EXERCISE AIM.
Pictures do not belong in the copy, so please give every entry below again exactly.

ROWS.
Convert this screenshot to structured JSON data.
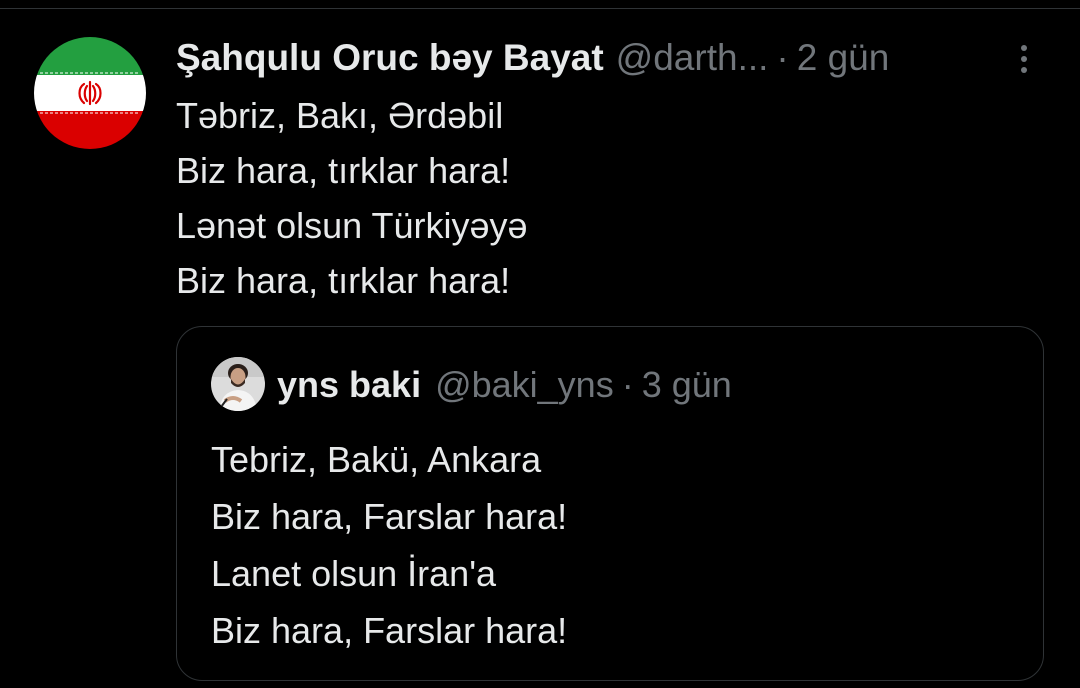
{
  "tweet": {
    "author_name": "Şahqulu Oruc bəy Bayat",
    "author_handle": "@darth...",
    "separator": "·",
    "time": "2 gün",
    "avatar_icon": "iran-flag-icon",
    "lines": [
      "Təbriz, Bakı, Ərdəbil",
      "Biz hara, tırklar hara!",
      "Lənət olsun Türkiyəyə",
      "Biz hara, tırklar hara!"
    ]
  },
  "quote": {
    "author_name": "yns baki",
    "author_handle": "@baki_yns",
    "separator": "·",
    "time": "3 gün",
    "lines": [
      "Tebriz, Bakü, Ankara",
      "Biz hara, Farslar hara!",
      "Lanet olsun İran'a",
      "Biz hara, Farslar hara!"
    ]
  },
  "colors": {
    "background": "#000000",
    "text_primary": "#e7e9ea",
    "text_secondary": "#71767b",
    "border": "#2f3336",
    "flag_green": "#239f40",
    "flag_white": "#ffffff",
    "flag_red": "#da0000"
  }
}
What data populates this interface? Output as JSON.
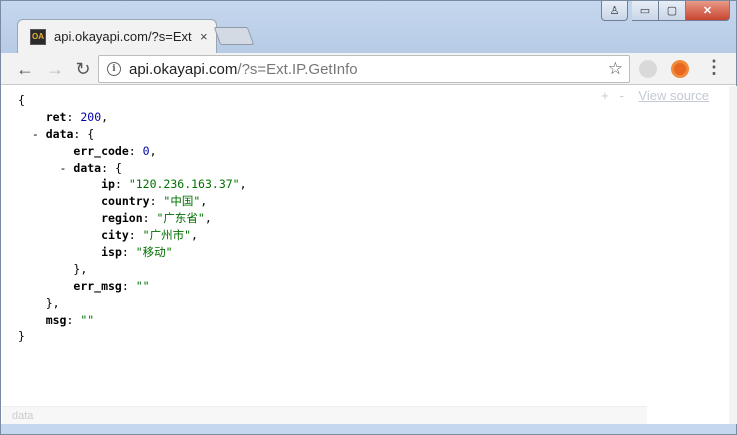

EXPECTED ANSWER.
Convert this screenshot to structured JSON data.
{
  "tweet": {
    "author_name": "Şahqulu Oruc bəy Bayat",
    "author_handle": "@darth...",
    "separator": "·",
    "time": "2 gün",
    "avatar_icon": "iran-flag-icon",
    "lines": [
      "Təbriz, Bakı, Ərdəbil",
      "Biz hara, tırklar hara!",
      "Lənət olsun Türkiyəyə",
      "Biz hara, tırklar hara!"
    ]
  },
  "quote": {
    "author_name": "yns baki",
    "author_handle": "@baki_yns",
    "separator": "·",
    "time": "3 gün",
    "lines": [
      "Tebriz, Bakü, Ankara",
      "Biz hara, Farslar hara!",
      "Lanet olsun İran'a",
      "Biz hara, Farslar hara!"
    ]
  },
  "colors": {
    "background": "#000000",
    "text_primary": "#e7e9ea",
    "text_secondary": "#71767b",
    "border": "#2f3336",
    "flag_green": "#239f40",
    "flag_white": "#ffffff",
    "flag_red": "#da0000"
  }
}
What data populates this interface? Output as JSON.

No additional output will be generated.